--- Start Material ---

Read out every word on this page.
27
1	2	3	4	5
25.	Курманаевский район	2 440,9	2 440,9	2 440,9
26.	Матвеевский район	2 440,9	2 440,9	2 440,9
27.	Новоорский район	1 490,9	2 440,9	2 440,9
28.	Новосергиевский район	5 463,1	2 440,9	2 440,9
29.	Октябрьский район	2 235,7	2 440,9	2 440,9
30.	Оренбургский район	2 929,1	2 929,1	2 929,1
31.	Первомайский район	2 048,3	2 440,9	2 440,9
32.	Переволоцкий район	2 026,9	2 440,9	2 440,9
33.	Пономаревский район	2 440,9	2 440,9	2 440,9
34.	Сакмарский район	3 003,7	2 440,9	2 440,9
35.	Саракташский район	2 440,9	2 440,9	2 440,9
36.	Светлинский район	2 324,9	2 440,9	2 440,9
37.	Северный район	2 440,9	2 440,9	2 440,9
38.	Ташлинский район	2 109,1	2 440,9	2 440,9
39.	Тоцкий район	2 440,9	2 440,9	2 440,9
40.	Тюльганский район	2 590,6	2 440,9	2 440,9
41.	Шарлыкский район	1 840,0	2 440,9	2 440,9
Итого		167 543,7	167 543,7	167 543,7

--- End Material ---

**Task objective**
Retype the material in full, character for character.

**Solution**
Read out every word on this page.
27
1	2	3	4	5
25.	Курманаевский район	2 440,9	2 440,9	2 440,9
26.	Матвеевский район	2 440,9	2 440,9	2 440,9
27.	Новоорский район	1 490,9	2 440,9	2 440,9
28.	Новосергиевский район	5 463,1	2 440,9	2 440,9
29.	Октябрьский район	2 235,7	2 440,9	2 440,9
30.	Оренбургский район	2 929,1	2 929,1	2 929,1
31.	Первомайский район	2 048,3	2 440,9	2 440,9
32.	Переволоцкий район	2 026,9	2 440,9	2 440,9
33.	Пономаревский район	2 440,9	2 440,9	2 440,9
34.	Сакмарский район	3 003,7	2 440,9	2 440,9
35.	Саракташский район	2 440,9	2 440,9	2 440,9
36.	Светлинский район	2 324,9	2 440,9	2 440,9
37.	Северный район	2 440,9	2 440,9	2 440,9
38.	Ташлинский район	2 109,1	2 440,9	2 440,9
39.	Тоцкий район	2 440,9	2 440,9	2 440,9
40.	Тюльганский район	2 590,6	2 440,9	2 440,9
41.	Шарлыкский район	1 840,0	2 440,9	2 440,9
Итого		167 543,7	167 543,7	167 543,7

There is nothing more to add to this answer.